*WORK TO DO*
Copy out, unchanged, the stretch of the items from the very start through the line that contains "battery-icon: 78 <box>843 21 915 53</box>".

*TASK INPUT*
+++++
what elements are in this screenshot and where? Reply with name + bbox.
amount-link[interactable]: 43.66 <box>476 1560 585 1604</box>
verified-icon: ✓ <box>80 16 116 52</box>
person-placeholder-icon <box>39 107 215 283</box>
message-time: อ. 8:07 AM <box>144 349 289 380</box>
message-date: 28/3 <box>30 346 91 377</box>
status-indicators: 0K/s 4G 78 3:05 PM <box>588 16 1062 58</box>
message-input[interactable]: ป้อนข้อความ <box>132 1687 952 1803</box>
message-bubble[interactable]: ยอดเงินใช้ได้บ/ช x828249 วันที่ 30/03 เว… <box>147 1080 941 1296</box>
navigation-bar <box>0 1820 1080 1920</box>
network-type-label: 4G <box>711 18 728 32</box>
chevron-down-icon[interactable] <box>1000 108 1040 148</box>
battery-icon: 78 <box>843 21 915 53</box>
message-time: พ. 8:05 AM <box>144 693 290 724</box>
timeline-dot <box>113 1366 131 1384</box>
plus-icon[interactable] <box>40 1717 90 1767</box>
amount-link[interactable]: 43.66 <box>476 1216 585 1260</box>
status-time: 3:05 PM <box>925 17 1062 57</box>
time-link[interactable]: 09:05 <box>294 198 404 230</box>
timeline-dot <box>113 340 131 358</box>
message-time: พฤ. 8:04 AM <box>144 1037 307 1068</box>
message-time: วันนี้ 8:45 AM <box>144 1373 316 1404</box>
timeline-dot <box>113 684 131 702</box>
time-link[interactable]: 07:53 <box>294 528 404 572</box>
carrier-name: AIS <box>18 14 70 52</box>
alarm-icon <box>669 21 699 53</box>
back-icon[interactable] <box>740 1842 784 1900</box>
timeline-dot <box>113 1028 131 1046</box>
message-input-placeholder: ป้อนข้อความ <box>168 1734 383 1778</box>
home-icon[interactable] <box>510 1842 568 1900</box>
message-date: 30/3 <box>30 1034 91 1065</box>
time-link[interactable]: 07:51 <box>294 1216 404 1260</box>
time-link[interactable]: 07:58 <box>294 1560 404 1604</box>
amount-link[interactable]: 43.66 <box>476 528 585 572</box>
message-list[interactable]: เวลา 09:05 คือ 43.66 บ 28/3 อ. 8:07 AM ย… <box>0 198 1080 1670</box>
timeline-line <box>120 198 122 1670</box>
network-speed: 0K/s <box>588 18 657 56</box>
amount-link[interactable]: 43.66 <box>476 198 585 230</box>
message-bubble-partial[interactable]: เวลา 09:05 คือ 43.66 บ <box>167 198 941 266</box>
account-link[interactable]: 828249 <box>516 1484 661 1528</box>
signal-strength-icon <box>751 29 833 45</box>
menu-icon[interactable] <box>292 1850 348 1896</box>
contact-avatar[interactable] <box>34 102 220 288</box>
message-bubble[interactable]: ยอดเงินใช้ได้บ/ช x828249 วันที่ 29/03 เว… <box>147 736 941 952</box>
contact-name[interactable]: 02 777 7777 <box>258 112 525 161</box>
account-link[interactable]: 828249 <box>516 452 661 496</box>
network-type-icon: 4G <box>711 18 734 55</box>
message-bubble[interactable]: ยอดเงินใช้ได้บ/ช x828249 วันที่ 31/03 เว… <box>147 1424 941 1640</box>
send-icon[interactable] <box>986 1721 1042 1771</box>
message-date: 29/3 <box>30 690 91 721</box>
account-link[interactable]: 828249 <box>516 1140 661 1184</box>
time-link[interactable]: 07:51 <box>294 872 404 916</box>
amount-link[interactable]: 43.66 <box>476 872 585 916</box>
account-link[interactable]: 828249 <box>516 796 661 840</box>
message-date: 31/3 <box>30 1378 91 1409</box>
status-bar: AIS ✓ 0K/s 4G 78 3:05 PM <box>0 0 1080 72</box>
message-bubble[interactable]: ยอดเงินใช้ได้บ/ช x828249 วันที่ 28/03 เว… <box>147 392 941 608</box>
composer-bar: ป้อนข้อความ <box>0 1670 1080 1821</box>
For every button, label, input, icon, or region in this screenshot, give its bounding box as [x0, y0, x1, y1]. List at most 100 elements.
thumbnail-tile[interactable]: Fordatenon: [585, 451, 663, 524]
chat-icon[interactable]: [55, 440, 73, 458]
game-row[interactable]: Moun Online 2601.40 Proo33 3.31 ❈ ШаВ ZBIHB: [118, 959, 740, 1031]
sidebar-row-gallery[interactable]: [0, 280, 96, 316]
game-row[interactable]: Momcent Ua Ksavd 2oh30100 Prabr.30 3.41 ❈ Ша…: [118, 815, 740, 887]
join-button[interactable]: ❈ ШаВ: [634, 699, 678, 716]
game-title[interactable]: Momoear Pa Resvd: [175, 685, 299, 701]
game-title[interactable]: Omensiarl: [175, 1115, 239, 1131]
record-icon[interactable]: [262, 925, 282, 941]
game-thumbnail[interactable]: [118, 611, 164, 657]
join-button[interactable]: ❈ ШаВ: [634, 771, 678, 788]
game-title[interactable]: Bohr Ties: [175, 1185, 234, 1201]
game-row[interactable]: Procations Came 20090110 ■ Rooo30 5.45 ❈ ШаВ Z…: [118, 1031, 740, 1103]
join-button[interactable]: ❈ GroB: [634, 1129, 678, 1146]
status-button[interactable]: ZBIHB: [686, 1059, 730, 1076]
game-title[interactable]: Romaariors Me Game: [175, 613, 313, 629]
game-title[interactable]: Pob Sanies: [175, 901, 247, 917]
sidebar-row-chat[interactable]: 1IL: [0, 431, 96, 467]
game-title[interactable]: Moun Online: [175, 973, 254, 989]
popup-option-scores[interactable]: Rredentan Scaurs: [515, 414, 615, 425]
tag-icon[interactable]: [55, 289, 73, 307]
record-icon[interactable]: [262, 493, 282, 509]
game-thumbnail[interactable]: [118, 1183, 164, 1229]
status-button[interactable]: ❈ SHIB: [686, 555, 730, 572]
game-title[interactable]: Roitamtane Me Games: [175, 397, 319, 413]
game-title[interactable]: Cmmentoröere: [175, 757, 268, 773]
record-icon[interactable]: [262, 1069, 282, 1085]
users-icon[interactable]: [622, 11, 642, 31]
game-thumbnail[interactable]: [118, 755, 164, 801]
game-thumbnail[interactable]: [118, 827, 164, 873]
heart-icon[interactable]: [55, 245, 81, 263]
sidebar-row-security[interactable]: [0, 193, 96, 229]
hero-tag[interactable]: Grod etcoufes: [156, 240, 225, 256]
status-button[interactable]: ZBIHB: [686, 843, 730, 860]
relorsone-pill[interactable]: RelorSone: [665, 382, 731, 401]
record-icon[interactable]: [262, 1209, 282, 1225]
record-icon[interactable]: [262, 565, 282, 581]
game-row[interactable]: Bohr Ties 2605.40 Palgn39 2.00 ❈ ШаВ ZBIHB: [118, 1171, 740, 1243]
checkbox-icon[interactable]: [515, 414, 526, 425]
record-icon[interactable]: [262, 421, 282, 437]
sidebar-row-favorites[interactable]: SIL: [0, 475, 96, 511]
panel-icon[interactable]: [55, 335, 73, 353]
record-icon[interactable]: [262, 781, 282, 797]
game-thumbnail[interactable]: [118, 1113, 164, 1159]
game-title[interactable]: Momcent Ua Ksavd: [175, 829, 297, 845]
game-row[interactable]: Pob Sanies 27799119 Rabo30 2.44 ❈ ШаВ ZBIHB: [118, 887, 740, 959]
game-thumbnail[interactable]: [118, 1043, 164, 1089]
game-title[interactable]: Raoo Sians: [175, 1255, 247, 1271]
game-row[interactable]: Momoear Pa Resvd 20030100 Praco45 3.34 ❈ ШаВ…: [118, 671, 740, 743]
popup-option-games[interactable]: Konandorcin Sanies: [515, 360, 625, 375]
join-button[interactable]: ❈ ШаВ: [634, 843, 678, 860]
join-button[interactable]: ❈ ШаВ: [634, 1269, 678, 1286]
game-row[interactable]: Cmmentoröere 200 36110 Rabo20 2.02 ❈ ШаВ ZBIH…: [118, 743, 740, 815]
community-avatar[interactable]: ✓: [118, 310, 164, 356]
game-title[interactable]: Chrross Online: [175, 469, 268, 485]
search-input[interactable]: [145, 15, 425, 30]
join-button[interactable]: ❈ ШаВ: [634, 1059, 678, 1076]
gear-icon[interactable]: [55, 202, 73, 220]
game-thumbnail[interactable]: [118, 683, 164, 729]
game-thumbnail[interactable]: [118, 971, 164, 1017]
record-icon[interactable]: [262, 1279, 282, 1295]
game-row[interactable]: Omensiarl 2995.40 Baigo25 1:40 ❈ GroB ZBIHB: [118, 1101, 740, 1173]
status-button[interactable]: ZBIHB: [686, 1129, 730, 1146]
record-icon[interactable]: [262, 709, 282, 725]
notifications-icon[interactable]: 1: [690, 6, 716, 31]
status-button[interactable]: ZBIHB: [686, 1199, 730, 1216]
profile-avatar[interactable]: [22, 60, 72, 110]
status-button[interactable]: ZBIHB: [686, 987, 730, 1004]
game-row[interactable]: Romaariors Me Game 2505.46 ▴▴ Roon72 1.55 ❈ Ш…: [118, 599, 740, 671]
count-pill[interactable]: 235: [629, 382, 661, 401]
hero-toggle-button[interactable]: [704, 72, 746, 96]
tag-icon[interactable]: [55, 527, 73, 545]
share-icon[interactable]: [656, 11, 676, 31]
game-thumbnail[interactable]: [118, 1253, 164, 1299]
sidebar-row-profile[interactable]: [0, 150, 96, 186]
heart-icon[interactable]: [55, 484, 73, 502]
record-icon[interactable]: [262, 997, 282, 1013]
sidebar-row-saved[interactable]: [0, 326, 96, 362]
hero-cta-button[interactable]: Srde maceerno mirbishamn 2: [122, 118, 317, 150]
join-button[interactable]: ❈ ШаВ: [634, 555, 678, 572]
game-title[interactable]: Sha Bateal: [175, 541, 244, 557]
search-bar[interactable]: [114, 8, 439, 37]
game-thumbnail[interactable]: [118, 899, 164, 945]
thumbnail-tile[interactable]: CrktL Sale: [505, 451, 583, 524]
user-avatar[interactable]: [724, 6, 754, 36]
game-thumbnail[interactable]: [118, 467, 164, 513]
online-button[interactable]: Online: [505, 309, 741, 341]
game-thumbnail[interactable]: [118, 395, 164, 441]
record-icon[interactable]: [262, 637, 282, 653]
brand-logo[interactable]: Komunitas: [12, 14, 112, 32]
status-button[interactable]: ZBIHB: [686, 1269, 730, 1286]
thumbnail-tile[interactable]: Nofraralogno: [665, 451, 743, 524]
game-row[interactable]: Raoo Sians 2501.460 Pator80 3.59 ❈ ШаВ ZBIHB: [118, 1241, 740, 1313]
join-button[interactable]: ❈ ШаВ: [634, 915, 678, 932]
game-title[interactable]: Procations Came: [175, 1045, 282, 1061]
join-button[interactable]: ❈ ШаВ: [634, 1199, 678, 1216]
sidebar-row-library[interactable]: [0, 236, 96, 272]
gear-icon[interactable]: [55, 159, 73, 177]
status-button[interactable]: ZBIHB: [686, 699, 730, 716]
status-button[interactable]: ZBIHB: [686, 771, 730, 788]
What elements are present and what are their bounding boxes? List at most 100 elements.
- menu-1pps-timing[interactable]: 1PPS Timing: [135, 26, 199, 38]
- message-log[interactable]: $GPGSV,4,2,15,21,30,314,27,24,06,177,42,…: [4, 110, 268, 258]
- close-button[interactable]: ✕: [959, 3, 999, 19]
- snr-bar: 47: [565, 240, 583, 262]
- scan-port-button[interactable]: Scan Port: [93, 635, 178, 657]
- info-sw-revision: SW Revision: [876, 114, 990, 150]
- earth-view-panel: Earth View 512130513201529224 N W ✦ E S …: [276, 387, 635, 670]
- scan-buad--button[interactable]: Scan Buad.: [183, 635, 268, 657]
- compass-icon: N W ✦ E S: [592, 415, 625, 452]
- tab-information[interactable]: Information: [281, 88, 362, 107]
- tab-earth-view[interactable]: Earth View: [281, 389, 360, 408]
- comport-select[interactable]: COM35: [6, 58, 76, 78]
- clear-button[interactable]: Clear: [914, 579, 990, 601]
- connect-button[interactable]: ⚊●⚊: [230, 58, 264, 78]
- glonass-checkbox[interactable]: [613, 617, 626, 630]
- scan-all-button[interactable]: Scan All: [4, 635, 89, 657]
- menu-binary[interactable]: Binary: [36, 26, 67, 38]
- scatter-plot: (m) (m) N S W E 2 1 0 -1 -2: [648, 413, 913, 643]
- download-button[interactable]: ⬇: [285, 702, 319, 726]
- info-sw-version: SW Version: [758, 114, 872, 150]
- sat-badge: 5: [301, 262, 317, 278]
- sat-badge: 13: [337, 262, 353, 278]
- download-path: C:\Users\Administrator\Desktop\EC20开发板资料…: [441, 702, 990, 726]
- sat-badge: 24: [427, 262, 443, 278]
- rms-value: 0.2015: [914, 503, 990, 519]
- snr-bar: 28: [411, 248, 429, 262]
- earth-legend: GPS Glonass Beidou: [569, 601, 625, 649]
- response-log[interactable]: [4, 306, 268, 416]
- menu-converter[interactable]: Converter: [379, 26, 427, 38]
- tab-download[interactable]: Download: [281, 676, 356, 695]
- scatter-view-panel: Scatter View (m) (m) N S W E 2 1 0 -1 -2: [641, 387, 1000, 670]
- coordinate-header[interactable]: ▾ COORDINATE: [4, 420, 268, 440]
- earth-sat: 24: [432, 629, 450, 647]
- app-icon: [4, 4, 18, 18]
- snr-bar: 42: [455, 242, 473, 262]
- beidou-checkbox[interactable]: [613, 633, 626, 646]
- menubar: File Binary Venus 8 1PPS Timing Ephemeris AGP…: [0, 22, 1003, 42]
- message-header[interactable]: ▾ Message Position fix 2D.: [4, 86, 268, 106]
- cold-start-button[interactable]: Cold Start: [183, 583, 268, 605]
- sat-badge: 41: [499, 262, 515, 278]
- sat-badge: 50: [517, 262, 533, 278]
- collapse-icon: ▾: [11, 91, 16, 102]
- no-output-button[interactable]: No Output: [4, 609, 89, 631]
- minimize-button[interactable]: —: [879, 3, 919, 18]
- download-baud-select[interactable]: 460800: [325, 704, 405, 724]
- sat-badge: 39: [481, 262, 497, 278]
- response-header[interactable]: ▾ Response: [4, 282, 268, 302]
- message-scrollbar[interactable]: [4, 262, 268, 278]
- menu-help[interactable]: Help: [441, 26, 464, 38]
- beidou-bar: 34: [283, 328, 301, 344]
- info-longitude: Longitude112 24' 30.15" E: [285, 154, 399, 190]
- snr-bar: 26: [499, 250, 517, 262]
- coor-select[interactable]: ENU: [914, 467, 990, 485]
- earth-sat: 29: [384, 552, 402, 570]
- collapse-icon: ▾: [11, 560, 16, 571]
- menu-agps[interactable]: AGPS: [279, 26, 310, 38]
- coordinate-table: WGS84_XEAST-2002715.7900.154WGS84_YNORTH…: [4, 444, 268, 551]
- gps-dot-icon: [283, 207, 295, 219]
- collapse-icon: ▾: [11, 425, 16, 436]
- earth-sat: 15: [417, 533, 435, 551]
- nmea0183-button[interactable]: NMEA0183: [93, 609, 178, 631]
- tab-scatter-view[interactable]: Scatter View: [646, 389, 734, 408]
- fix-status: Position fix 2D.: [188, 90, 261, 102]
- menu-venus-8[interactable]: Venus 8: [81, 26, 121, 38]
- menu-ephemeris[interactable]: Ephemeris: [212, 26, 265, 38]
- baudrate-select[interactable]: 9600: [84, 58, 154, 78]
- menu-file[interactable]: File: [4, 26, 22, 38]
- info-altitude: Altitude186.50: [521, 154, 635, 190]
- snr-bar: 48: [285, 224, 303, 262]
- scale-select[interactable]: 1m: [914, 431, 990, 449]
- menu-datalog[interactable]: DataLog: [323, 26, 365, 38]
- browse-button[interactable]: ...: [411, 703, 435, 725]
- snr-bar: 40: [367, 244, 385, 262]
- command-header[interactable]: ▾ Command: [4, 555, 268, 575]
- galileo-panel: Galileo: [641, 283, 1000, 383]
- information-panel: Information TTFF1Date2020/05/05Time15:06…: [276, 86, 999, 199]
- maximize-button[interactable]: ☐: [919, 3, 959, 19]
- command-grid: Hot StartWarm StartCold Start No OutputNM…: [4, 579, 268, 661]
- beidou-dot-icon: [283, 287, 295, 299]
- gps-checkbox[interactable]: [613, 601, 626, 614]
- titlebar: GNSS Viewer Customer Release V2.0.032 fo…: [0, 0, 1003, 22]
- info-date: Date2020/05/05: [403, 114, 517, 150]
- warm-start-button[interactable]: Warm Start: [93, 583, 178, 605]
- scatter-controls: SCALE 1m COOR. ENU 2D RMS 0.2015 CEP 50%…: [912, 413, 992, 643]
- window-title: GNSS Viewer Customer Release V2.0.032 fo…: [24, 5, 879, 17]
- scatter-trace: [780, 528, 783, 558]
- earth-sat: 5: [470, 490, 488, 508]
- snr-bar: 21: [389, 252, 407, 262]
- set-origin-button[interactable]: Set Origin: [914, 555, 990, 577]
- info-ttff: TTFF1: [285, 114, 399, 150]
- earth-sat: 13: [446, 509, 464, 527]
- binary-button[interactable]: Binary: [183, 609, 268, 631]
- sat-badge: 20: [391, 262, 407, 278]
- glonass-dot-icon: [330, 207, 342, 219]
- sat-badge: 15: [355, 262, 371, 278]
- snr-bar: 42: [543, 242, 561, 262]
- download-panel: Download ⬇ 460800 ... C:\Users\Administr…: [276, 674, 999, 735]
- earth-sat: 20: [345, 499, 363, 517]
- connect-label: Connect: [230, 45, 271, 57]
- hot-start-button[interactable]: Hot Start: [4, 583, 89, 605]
+++++
*SOLUTION TO THIS EXERCISE*
what elements are in this screenshot and where? Reply with name + bbox.
amount-link[interactable]: 43.66 <box>476 1560 585 1604</box>
verified-icon: ✓ <box>80 16 116 52</box>
person-placeholder-icon <box>39 107 215 283</box>
message-time: อ. 8:07 AM <box>144 349 289 380</box>
message-date: 28/3 <box>30 346 91 377</box>
status-indicators: 0K/s 4G 78 3:05 PM <box>588 16 1062 58</box>
message-input[interactable]: ป้อนข้อความ <box>132 1687 952 1803</box>
message-bubble[interactable]: ยอดเงินใช้ได้บ/ช x828249 วันที่ 30/03 เว… <box>147 1080 941 1296</box>
navigation-bar <box>0 1820 1080 1920</box>
network-type-label: 4G <box>711 18 728 32</box>
chevron-down-icon[interactable] <box>1000 108 1040 148</box>
battery-icon: 78 <box>843 21 915 53</box>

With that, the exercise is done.